Data extract:
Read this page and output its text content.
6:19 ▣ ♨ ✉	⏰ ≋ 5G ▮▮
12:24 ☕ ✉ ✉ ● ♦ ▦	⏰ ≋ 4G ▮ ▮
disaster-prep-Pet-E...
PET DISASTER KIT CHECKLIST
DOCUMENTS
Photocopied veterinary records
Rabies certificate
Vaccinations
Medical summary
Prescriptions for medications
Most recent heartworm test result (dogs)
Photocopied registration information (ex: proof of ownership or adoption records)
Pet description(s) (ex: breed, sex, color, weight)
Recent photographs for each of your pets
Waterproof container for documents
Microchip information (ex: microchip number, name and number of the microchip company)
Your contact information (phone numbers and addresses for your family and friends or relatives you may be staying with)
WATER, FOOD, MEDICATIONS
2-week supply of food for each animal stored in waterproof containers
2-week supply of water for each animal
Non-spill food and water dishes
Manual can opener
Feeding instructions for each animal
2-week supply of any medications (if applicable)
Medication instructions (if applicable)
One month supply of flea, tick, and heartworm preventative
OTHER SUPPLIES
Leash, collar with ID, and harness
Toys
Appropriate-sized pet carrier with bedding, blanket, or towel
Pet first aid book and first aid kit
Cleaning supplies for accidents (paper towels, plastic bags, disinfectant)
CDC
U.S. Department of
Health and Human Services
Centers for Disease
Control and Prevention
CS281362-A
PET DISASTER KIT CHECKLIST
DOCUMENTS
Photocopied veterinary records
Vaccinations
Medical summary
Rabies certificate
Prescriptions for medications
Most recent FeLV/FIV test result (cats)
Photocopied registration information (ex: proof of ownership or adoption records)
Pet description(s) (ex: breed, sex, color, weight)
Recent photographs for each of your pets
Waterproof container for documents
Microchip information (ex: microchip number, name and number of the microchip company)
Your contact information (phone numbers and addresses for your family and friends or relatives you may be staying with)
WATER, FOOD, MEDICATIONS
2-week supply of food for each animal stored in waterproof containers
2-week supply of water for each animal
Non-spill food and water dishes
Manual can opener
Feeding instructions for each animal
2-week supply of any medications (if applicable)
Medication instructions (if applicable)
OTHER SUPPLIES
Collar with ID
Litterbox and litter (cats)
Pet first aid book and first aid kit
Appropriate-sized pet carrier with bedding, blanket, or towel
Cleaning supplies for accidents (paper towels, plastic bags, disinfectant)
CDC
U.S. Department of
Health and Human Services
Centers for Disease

Task directions:
Every line above needs to be retyped exactly.

Answer to this task:
Read this page and output its text content.
6:19 ▣ ♨ ✉	⏰ ≋ 5G ▮▮
12:24 ☕ ✉ ✉ ● ♦ ▦	⏰ ≋ 4G ▮ ▮
disaster-prep-Pet-E...
PET DISASTER KIT CHECKLIST
DOCUMENTS
Photocopied veterinary records
Rabies certificate
Vaccinations
Medical summary
Prescriptions for medications
Most recent heartworm test result (dogs)
Photocopied registration information (ex: proof of ownership or adoption records)
Pet description(s) (ex: breed, sex, color, weight)
Recent photographs for each of your pets
Waterproof container for documents
Microchip information (ex: microchip number, name and number of the microchip company)
Your contact information (phone numbers and addresses for your family and friends or relatives you may be staying with)
WATER, FOOD, MEDICATIONS
2-week supply of food for each animal stored in waterproof containers
2-week supply of water for each animal
Non-spill food and water dishes
Manual can opener
Feeding instructions for each animal
2-week supply of any medications (if applicable)
Medication instructions (if applicable)
One month supply of flea, tick, and heartworm preventative
OTHER SUPPLIES
Leash, collar with ID, and harness
Toys
Appropriate-sized pet carrier with bedding, blanket, or towel
Pet first aid book and first aid kit
Cleaning supplies for accidents (paper towels, plastic bags, disinfectant)
CDC
U.S. Department of
Health and Human Services
Centers for Disease
Control and Prevention
CS281362-A
PET DISASTER KIT CHECKLIST
DOCUMENTS
Photocopied veterinary records
Vaccinations
Medical summary
Rabies certificate
Prescriptions for medications
Most recent FeLV/FIV test result (cats)
Photocopied registration information (ex: proof of ownership or adoption records)
Pet description(s) (ex: breed, sex, color, weight)
Recent photographs for each of your pets
Waterproof container for documents
Microchip information (ex: microchip number, name and number of the microchip company)
Your contact information (phone numbers and addresses for your family and friends or relatives you may be staying with)
WATER, FOOD, MEDICATIONS
2-week supply of food for each animal stored in waterproof containers
2-week supply of water for each animal
Non-spill food and water dishes
Manual can opener
Feeding instructions for each animal
2-week supply of any medications (if applicable)
Medication instructions (if applicable)
OTHER SUPPLIES
Collar with ID
Litterbox and litter (cats)
Pet first aid book and first aid kit
Appropriate-sized pet carrier with bedding, blanket, or towel
Cleaning supplies for accidents (paper towels, plastic bags, disinfectant)
CDC
U.S. Department of
Health and Human Services
Centers for Disease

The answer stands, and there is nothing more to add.